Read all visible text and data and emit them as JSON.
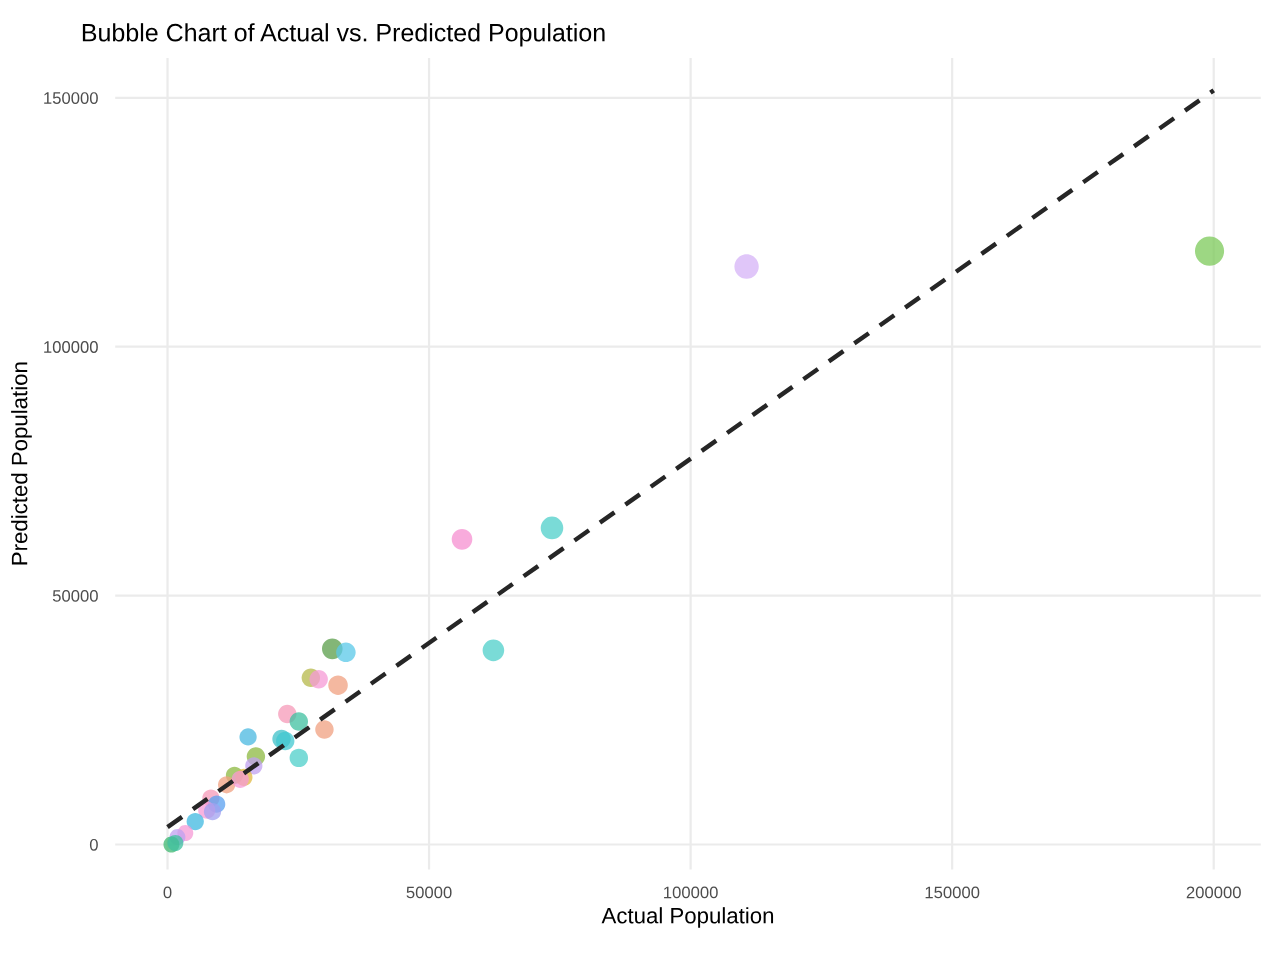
{
  "chart_data": {
    "type": "bubble",
    "title": "Bubble Chart of Actual vs. Predicted Population",
    "xlabel": "Actual Population",
    "ylabel": "Predicted Population",
    "xlim": [
      -10000,
      209000
    ],
    "ylim": [
      -5000,
      158000
    ],
    "xticks": [
      0,
      50000,
      100000,
      150000,
      200000
    ],
    "yticks": [
      0,
      50000,
      100000,
      150000
    ],
    "grid": true,
    "legend": false,
    "series": [
      {
        "x": [
          199200,
          110700,
          73500,
          56300,
          62300,
          31500,
          34100,
          27400,
          28900,
          32600,
          22900,
          25100,
          30000,
          21800,
          22500,
          25100,
          15400,
          16900,
          16500,
          12800,
          14600,
          11300,
          13900,
          8300,
          9400,
          7500,
          8600,
          5300,
          3400,
          1900,
          750,
          1500
        ],
        "values": [
          119200,
          116100,
          63600,
          61300,
          39000,
          39300,
          38600,
          33500,
          33200,
          32000,
          26200,
          24700,
          23100,
          21200,
          20800,
          17400,
          21600,
          17700,
          15800,
          13900,
          13500,
          12000,
          13100,
          9300,
          8100,
          6900,
          6600,
          4600,
          2300,
          1500,
          0,
          300
        ],
        "sizes": [
          1,
          0.7,
          0.6,
          0.5,
          0.55,
          0.5,
          0.45,
          0.4,
          0.4,
          0.45,
          0.4,
          0.4,
          0.4,
          0.4,
          0.4,
          0.4,
          0.35,
          0.4,
          0.35,
          0.35,
          0.35,
          0.35,
          0.35,
          0.35,
          0.35,
          0.35,
          0.35,
          0.35,
          0.3,
          0.3,
          0.3,
          0.3
        ],
        "colors": [
          "#7cc95a",
          "#d6b3f7",
          "#4dcfc9",
          "#f58fd0",
          "#4dcfc9",
          "#5a9e4a",
          "#5ac8e8",
          "#b5b84a",
          "#f59ad6",
          "#f0a080",
          "#f59ab8",
          "#3fc0a0",
          "#f0a080",
          "#3fc0c8",
          "#40c8d0",
          "#4dcfc9",
          "#4ab8e0",
          "#8cb840",
          "#c0a0f0",
          "#8cb840",
          "#e0b840",
          "#f0a080",
          "#f59ad6",
          "#f59ab8",
          "#5aa0f0",
          "#f59ad6",
          "#a0a0f0",
          "#3fb8e0",
          "#f59ad6",
          "#c0a0f0",
          "#3fb870",
          "#3fc0a0"
        ]
      },
      {
        "type": "line",
        "x": [
          0,
          200000
        ],
        "values": [
          3500,
          151500
        ],
        "color": "#262626",
        "line_style": "dashed",
        "marker": "none"
      }
    ]
  }
}
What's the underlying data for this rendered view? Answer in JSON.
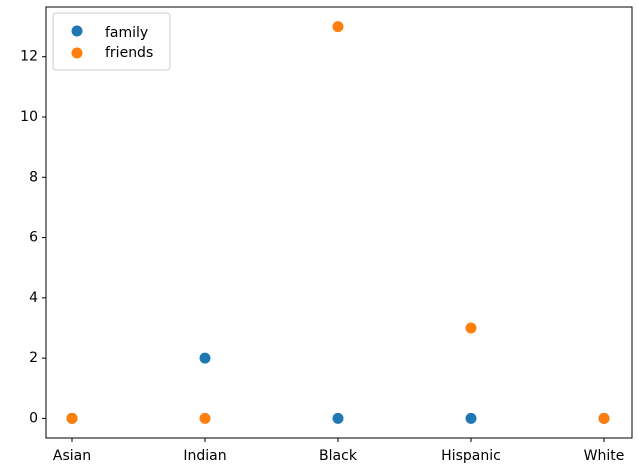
{
  "chart_data": {
    "type": "scatter",
    "categories": [
      "Asian",
      "Indian",
      "Black",
      "Hispanic",
      "White"
    ],
    "series": [
      {
        "name": "family",
        "values": [
          0,
          2,
          0,
          0,
          0
        ],
        "color": "#1f77b4"
      },
      {
        "name": "friends",
        "values": [
          0,
          0,
          13,
          3,
          0
        ],
        "color": "#ff7f0e"
      }
    ],
    "yticks": [
      0,
      2,
      4,
      6,
      8,
      10,
      12
    ],
    "ylim": [
      -0.65,
      13.65
    ],
    "title": "",
    "xlabel": "",
    "ylabel": "",
    "grid": false,
    "legend_position": "top-left"
  }
}
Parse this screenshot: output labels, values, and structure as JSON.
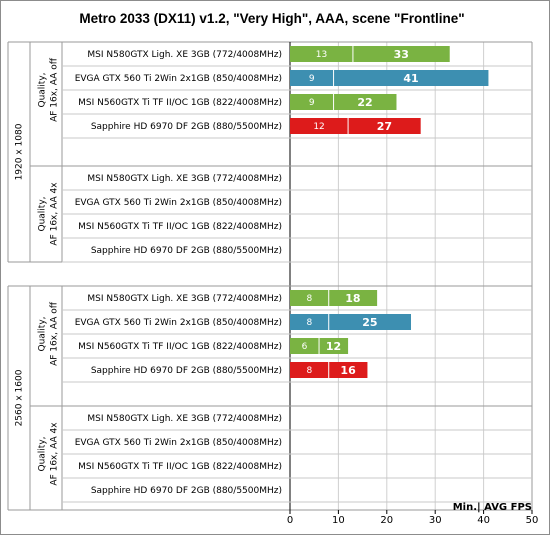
{
  "chart_data": {
    "type": "bar",
    "title": "Metro 2033  (DX11) v1.2, \"Very High\", AAA, scene \"Frontline\"",
    "legend_note": "Min.| AVG FPS",
    "xlim": [
      0,
      50
    ],
    "xticks": [
      0,
      10,
      20,
      30,
      40,
      50
    ],
    "colors": {
      "MSI": "#7ab342",
      "EVGA": "#3d8fb1",
      "Sapphire": "#dd1b1b"
    },
    "groups": [
      {
        "resolution": "1920 x 1080",
        "setting": "Quality, AF 16x, AA off",
        "setting_lines": [
          "Quality,",
          "AF 16x,  AA off"
        ],
        "entries": [
          {
            "label": "MSI N580GTX Ligh. XE 3GB (772/4008MHz)",
            "color_key": "MSI",
            "min": 13,
            "avg": 33
          },
          {
            "label": "EVGA GTX 560 Ti 2Win 2x1GB (850/4008MHz)",
            "color_key": "EVGA",
            "min": 9,
            "avg": 41
          },
          {
            "label": "MSI N560GTX Ti TF II/OC 1GB (822/4008MHz)",
            "color_key": "MSI",
            "min": 9,
            "avg": 22
          },
          {
            "label": "Sapphire HD 6970 DF 2GB (880/5500MHz)",
            "color_key": "Sapphire",
            "min": 12,
            "avg": 27
          }
        ]
      },
      {
        "resolution": "1920 x 1080",
        "setting": "Quality, AF 16x, AA 4x",
        "setting_lines": [
          "Quality,",
          "AF 16x,  AA 4x"
        ],
        "entries": [
          {
            "label": "MSI N580GTX Ligh. XE 3GB (772/4008MHz)",
            "color_key": "MSI",
            "min": null,
            "avg": null
          },
          {
            "label": "EVGA GTX 560 Ti 2Win 2x1GB (850/4008MHz)",
            "color_key": "EVGA",
            "min": null,
            "avg": null
          },
          {
            "label": "MSI N560GTX Ti TF II/OC 1GB (822/4008MHz)",
            "color_key": "MSI",
            "min": null,
            "avg": null
          },
          {
            "label": "Sapphire HD 6970 DF 2GB (880/5500MHz)",
            "color_key": "Sapphire",
            "min": null,
            "avg": null
          }
        ]
      },
      {
        "resolution": "2560 x 1600",
        "setting": "Quality, AF 16x, AA off",
        "setting_lines": [
          "Quality,",
          "AF 16x,  AA off"
        ],
        "entries": [
          {
            "label": "MSI N580GTX Ligh. XE 3GB (772/4008MHz)",
            "color_key": "MSI",
            "min": 8,
            "avg": 18
          },
          {
            "label": "EVGA GTX 560 Ti 2Win 2x1GB (850/4008MHz)",
            "color_key": "EVGA",
            "min": 8,
            "avg": 25
          },
          {
            "label": "MSI N560GTX Ti TF II/OC 1GB (822/4008MHz)",
            "color_key": "MSI",
            "min": 6,
            "avg": 12
          },
          {
            "label": "Sapphire HD 6970 DF 2GB (880/5500MHz)",
            "color_key": "Sapphire",
            "min": 8,
            "avg": 16
          }
        ]
      },
      {
        "resolution": "2560 x 1600",
        "setting": "Quality, AF 16x, AA 4x",
        "setting_lines": [
          "Quality,",
          "AF 16x,  AA 4x"
        ],
        "entries": [
          {
            "label": "MSI N580GTX Ligh. XE 3GB (772/4008MHz)",
            "color_key": "MSI",
            "min": null,
            "avg": null
          },
          {
            "label": "EVGA GTX 560 Ti 2Win 2x1GB (850/4008MHz)",
            "color_key": "EVGA",
            "min": null,
            "avg": null
          },
          {
            "label": "MSI N560GTX Ti TF II/OC 1GB (822/4008MHz)",
            "color_key": "MSI",
            "min": null,
            "avg": null
          },
          {
            "label": "Sapphire HD 6970 DF 2GB (880/5500MHz)",
            "color_key": "Sapphire",
            "min": null,
            "avg": null
          }
        ]
      }
    ],
    "resolutions": [
      "1920 x 1080",
      "2560 x 1600"
    ],
    "grid": true
  }
}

Stated goal:
Output the records above exactly; leave out the pictures.

The response:
Read all visible text and data and emit them as JSON.
{
  "chart_data": {
    "type": "bubble",
    "title": "Bubble Chart of Actual vs. Predicted Population",
    "xlabel": "Actual Population",
    "ylabel": "Predicted Population",
    "xlim": [
      -10000,
      209000
    ],
    "ylim": [
      -5000,
      158000
    ],
    "xticks": [
      0,
      50000,
      100000,
      150000,
      200000
    ],
    "yticks": [
      0,
      50000,
      100000,
      150000
    ],
    "grid": true,
    "legend": false,
    "series": [
      {
        "x": [
          199200,
          110700,
          73500,
          56300,
          62300,
          31500,
          34100,
          27400,
          28900,
          32600,
          22900,
          25100,
          30000,
          21800,
          22500,
          25100,
          15400,
          16900,
          16500,
          12800,
          14600,
          11300,
          13900,
          8300,
          9400,
          7500,
          8600,
          5300,
          3400,
          1900,
          750,
          1500
        ],
        "values": [
          119200,
          116100,
          63600,
          61300,
          39000,
          39300,
          38600,
          33500,
          33200,
          32000,
          26200,
          24700,
          23100,
          21200,
          20800,
          17400,
          21600,
          17700,
          15800,
          13900,
          13500,
          12000,
          13100,
          9300,
          8100,
          6900,
          6600,
          4600,
          2300,
          1500,
          0,
          300
        ],
        "sizes": [
          1,
          0.7,
          0.6,
          0.5,
          0.55,
          0.5,
          0.45,
          0.4,
          0.4,
          0.45,
          0.4,
          0.4,
          0.4,
          0.4,
          0.4,
          0.4,
          0.35,
          0.4,
          0.35,
          0.35,
          0.35,
          0.35,
          0.35,
          0.35,
          0.35,
          0.35,
          0.35,
          0.35,
          0.3,
          0.3,
          0.3,
          0.3
        ],
        "colors": [
          "#7cc95a",
          "#d6b3f7",
          "#4dcfc9",
          "#f58fd0",
          "#4dcfc9",
          "#5a9e4a",
          "#5ac8e8",
          "#b5b84a",
          "#f59ad6",
          "#f0a080",
          "#f59ab8",
          "#3fc0a0",
          "#f0a080",
          "#3fc0c8",
          "#40c8d0",
          "#4dcfc9",
          "#4ab8e0",
          "#8cb840",
          "#c0a0f0",
          "#8cb840",
          "#e0b840",
          "#f0a080",
          "#f59ad6",
          "#f59ab8",
          "#5aa0f0",
          "#f59ad6",
          "#a0a0f0",
          "#3fb8e0",
          "#f59ad6",
          "#c0a0f0",
          "#3fb870",
          "#3fc0a0"
        ]
      },
      {
        "type": "line",
        "x": [
          0,
          200000
        ],
        "values": [
          3500,
          151500
        ],
        "color": "#262626",
        "line_style": "dashed",
        "marker": "none"
      }
    ]
  }
}
What's the underlying data for this rendered view? Answer in JSON.
{
  "chart_data": {
    "type": "scatter",
    "categories": [
      "Asian",
      "Indian",
      "Black",
      "Hispanic",
      "White"
    ],
    "series": [
      {
        "name": "family",
        "values": [
          0,
          2,
          0,
          0,
          0
        ],
        "color": "#1f77b4"
      },
      {
        "name": "friends",
        "values": [
          0,
          0,
          13,
          3,
          0
        ],
        "color": "#ff7f0e"
      }
    ],
    "yticks": [
      0,
      2,
      4,
      6,
      8,
      10,
      12
    ],
    "ylim": [
      -0.65,
      13.65
    ],
    "title": "",
    "xlabel": "",
    "ylabel": "",
    "grid": false,
    "legend_position": "top-left"
  }
}
Parse this screenshot: output labels, values, and structure as JSON.
{
  "chart_data": {
    "type": "bar",
    "title": "Metro 2033  (DX11) v1.2, \"Very High\", AAA, scene \"Frontline\"",
    "legend_note": "Min.| AVG FPS",
    "xlim": [
      0,
      50
    ],
    "xticks": [
      0,
      10,
      20,
      30,
      40,
      50
    ],
    "colors": {
      "MSI": "#7ab342",
      "EVGA": "#3d8fb1",
      "Sapphire": "#dd1b1b"
    },
    "groups": [
      {
        "resolution": "1920 x 1080",
        "setting": "Quality, AF 16x, AA off",
        "setting_lines": [
          "Quality,",
          "AF 16x,  AA off"
        ],
        "entries": [
          {
            "label": "MSI N580GTX Ligh. XE 3GB (772/4008MHz)",
            "color_key": "MSI",
            "min": 13,
            "avg": 33
          },
          {
            "label": "EVGA GTX 560 Ti 2Win 2x1GB (850/4008MHz)",
            "color_key": "EVGA",
            "min": 9,
            "avg": 41
          },
          {
            "label": "MSI N560GTX Ti TF II/OC 1GB (822/4008MHz)",
            "color_key": "MSI",
            "min": 9,
            "avg": 22
          },
          {
            "label": "Sapphire HD 6970 DF 2GB (880/5500MHz)",
            "color_key": "Sapphire",
            "min": 12,
            "avg": 27
          }
        ]
      },
      {
        "resolution": "1920 x 1080",
        "setting": "Quality, AF 16x, AA 4x",
        "setting_lines": [
          "Quality,",
          "AF 16x,  AA 4x"
        ],
        "entries": [
          {
            "label": "MSI N580GTX Ligh. XE 3GB (772/4008MHz)",
            "color_key": "MSI",
            "min": null,
            "avg": null
          },
          {
            "label": "EVGA GTX 560 Ti 2Win 2x1GB (850/4008MHz)",
            "color_key": "EVGA",
            "min": null,
            "avg": null
          },
          {
            "label": "MSI N560GTX Ti TF II/OC 1GB (822/4008MHz)",
            "color_key": "MSI",
            "min": null,
            "avg": null
          },
          {
            "label": "Sapphire HD 6970 DF 2GB (880/5500MHz)",
            "color_key": "Sapphire",
            "min": null,
            "avg": null
          }
        ]
      },
      {
        "resolution": "2560 x 1600",
        "setting": "Quality, AF 16x, AA off",
        "setting_lines": [
          "Quality,",
          "AF 16x,  AA off"
        ],
        "entries": [
          {
            "label": "MSI N580GTX Ligh. XE 3GB (772/4008MHz)",
            "color_key": "MSI",
            "min": 8,
            "avg": 18
          },
          {
            "label": "EVGA GTX 560 Ti 2Win 2x1GB (850/4008MHz)",
            "color_key": "EVGA",
            "min": 8,
            "avg": 25
          },
          {
            "label": "MSI N560GTX Ti TF II/OC 1GB (822/4008MHz)",
            "color_key": "MSI",
            "min": 6,
            "avg": 12
          },
          {
            "label": "Sapphire HD 6970 DF 2GB (880/5500MHz)",
            "color_key": "Sapphire",
            "min": 8,
            "avg": 16
          }
        ]
      },
      {
        "resolution": "2560 x 1600",
        "setting": "Quality, AF 16x, AA 4x",
        "setting_lines": [
          "Quality,",
          "AF 16x,  AA 4x"
        ],
        "entries": [
          {
            "label": "MSI N580GTX Ligh. XE 3GB (772/4008MHz)",
            "color_key": "MSI",
            "min": null,
            "avg": null
          },
          {
            "label": "EVGA GTX 560 Ti 2Win 2x1GB (850/4008MHz)",
            "color_key": "EVGA",
            "min": null,
            "avg": null
          },
          {
            "label": "MSI N560GTX Ti TF II/OC 1GB (822/4008MHz)",
            "color_key": "MSI",
            "min": null,
            "avg": null
          },
          {
            "label": "Sapphire HD 6970 DF 2GB (880/5500MHz)",
            "color_key": "Sapphire",
            "min": null,
            "avg": null
          }
        ]
      }
    ],
    "resolutions": [
      "1920 x 1080",
      "2560 x 1600"
    ],
    "grid": true
  }
}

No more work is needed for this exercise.